* Given exercise
Transcribe every line of the records verbatim.

[Saved data entries]
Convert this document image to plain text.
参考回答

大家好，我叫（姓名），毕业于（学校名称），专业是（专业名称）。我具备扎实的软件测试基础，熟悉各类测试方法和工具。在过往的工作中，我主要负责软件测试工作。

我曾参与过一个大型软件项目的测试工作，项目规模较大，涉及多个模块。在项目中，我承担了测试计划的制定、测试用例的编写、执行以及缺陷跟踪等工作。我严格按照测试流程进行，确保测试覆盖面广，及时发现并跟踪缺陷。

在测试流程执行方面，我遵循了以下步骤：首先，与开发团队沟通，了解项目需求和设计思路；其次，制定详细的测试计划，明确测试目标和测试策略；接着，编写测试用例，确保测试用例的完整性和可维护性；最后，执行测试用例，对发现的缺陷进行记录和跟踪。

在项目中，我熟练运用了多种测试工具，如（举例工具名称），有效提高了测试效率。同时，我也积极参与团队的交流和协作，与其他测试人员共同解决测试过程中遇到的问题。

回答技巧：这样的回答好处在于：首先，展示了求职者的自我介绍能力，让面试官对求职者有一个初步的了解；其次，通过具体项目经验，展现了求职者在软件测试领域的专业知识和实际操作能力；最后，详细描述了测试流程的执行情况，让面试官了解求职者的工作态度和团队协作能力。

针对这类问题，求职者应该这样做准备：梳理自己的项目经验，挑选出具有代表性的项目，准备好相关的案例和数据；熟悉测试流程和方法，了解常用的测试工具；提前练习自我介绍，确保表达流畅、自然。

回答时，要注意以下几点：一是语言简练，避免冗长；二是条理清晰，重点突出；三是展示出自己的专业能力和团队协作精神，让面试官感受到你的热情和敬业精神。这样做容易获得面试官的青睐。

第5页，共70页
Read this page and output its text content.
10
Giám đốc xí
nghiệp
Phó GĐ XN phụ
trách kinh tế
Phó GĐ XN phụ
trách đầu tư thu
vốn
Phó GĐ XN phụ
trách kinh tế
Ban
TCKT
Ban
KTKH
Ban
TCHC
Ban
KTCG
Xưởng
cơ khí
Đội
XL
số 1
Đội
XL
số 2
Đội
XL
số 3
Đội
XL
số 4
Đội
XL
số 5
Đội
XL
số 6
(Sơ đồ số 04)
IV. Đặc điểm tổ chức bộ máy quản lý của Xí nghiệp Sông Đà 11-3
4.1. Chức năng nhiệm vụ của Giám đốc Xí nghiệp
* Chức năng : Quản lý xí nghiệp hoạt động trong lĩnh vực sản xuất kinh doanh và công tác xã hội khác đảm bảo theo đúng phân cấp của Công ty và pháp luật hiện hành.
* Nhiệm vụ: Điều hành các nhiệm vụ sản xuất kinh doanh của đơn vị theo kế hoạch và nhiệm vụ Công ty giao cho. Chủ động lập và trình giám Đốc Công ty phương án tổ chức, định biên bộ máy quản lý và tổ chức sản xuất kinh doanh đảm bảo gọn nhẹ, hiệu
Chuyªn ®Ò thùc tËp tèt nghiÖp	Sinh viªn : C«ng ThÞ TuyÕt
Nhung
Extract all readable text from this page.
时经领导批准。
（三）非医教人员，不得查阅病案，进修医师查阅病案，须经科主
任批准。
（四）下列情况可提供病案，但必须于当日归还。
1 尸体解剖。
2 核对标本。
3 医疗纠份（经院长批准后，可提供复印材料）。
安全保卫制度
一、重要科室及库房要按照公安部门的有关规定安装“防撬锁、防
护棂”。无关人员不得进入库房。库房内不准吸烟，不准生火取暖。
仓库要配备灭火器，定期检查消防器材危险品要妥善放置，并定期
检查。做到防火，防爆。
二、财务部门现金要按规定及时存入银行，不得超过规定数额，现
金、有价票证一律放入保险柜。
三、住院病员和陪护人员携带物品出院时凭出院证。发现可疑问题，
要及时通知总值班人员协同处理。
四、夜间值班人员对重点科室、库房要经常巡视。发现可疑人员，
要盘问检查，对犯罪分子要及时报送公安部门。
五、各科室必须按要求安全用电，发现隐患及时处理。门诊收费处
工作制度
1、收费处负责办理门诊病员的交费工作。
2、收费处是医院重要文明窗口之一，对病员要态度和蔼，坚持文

* Task answer
Convert this document image to plain text.
参考回答

大家好，我叫（姓名），毕业于（学校名称），专业是（专业名称）。我具备扎实的软件测试基础，熟悉各类测试方法和工具。在过往的工作中，我主要负责软件测试工作。

我曾参与过一个大型软件项目的测试工作，项目规模较大，涉及多个模块。在项目中，我承担了测试计划的制定、测试用例的编写、执行以及缺陷跟踪等工作。我严格按照测试流程进行，确保测试覆盖面广，及时发现并跟踪缺陷。

在测试流程执行方面，我遵循了以下步骤：首先，与开发团队沟通，了解项目需求和设计思路；其次，制定详细的测试计划，明确测试目标和测试策略；接着，编写测试用例，确保测试用例的完整性和可维护性；最后，执行测试用例，对发现的缺陷进行记录和跟踪。

在项目中，我熟练运用了多种测试工具，如（举例工具名称），有效提高了测试效率。同时，我也积极参与团队的交流和协作，与其他测试人员共同解决测试过程中遇到的问题。

回答技巧：这样的回答好处在于：首先，展示了求职者的自我介绍能力，让面试官对求职者有一个初步的了解；其次，通过具体项目经验，展现了求职者在软件测试领域的专业知识和实际操作能力；最后，详细描述了测试流程的执行情况，让面试官了解求职者的工作态度和团队协作能力。

针对这类问题，求职者应该这样做准备：梳理自己的项目经验，挑选出具有代表性的项目，准备好相关的案例和数据；熟悉测试流程和方法，了解常用的测试工具；提前练习自我介绍，确保表达流畅、自然。

回答时，要注意以下几点：一是语言简练，避免冗长；二是条理清晰，重点突出；三是展示出自己的专业能力和团队协作精神，让面试官感受到你的热情和敬业精神。这样做容易获得面试官的青睐。

第5页，共70页
Read this page and output its text content.
10
Giám đốc xí
nghiệp
Phó GĐ XN phụ
trách kinh tế
Phó GĐ XN phụ
trách đầu tư thu
vốn
Phó GĐ XN phụ
trách kinh tế
Ban
TCKT
Ban
KTKH
Ban
TCHC
Ban
KTCG
Xưởng
cơ khí
Đội
XL
số 1
Đội
XL
số 2
Đội
XL
số 3
Đội
XL
số 4
Đội
XL
số 5
Đội
XL
số 6
(Sơ đồ số 04)
IV. Đặc điểm tổ chức bộ máy quản lý của Xí nghiệp Sông Đà 11-3
4.1. Chức năng nhiệm vụ của Giám đốc Xí nghiệp
* Chức năng : Quản lý xí nghiệp hoạt động trong lĩnh vực sản xuất kinh doanh và công tác xã hội khác đảm bảo theo đúng phân cấp của Công ty và pháp luật hiện hành.
* Nhiệm vụ: Điều hành các nhiệm vụ sản xuất kinh doanh của đơn vị theo kế hoạch và nhiệm vụ Công ty giao cho. Chủ động lập và trình giám Đốc Công ty phương án tổ chức, định biên bộ máy quản lý và tổ chức sản xuất kinh doanh đảm bảo gọn nhẹ, hiệu
Chuyªn ®Ò thùc tËp tèt nghiÖp	Sinh viªn : C«ng ThÞ TuyÕt
Nhung
Extract all readable text from this page.
时经领导批准。
（三）非医教人员，不得查阅病案，进修医师查阅病案，须经科主
任批准。
（四）下列情况可提供病案，但必须于当日归还。
1 尸体解剖。
2 核对标本。
3 医疗纠份（经院长批准后，可提供复印材料）。
安全保卫制度
一、重要科室及库房要按照公安部门的有关规定安装“防撬锁、防
护棂”。无关人员不得进入库房。库房内不准吸烟，不准生火取暖。
仓库要配备灭火器，定期检查消防器材危险品要妥善放置，并定期
检查。做到防火，防爆。
二、财务部门现金要按规定及时存入银行，不得超过规定数额，现
金、有价票证一律放入保险柜。
三、住院病员和陪护人员携带物品出院时凭出院证。发现可疑问题，
要及时通知总值班人员协同处理。
四、夜间值班人员对重点科室、库房要经常巡视。发现可疑人员，
要盘问检查，对犯罪分子要及时报送公安部门。
五、各科室必须按要求安全用电，发现隐患及时处理。门诊收费处
工作制度
1、收费处负责办理门诊病员的交费工作。
2、收费处是医院重要文明窗口之一，对病员要态度和蔼，坚持文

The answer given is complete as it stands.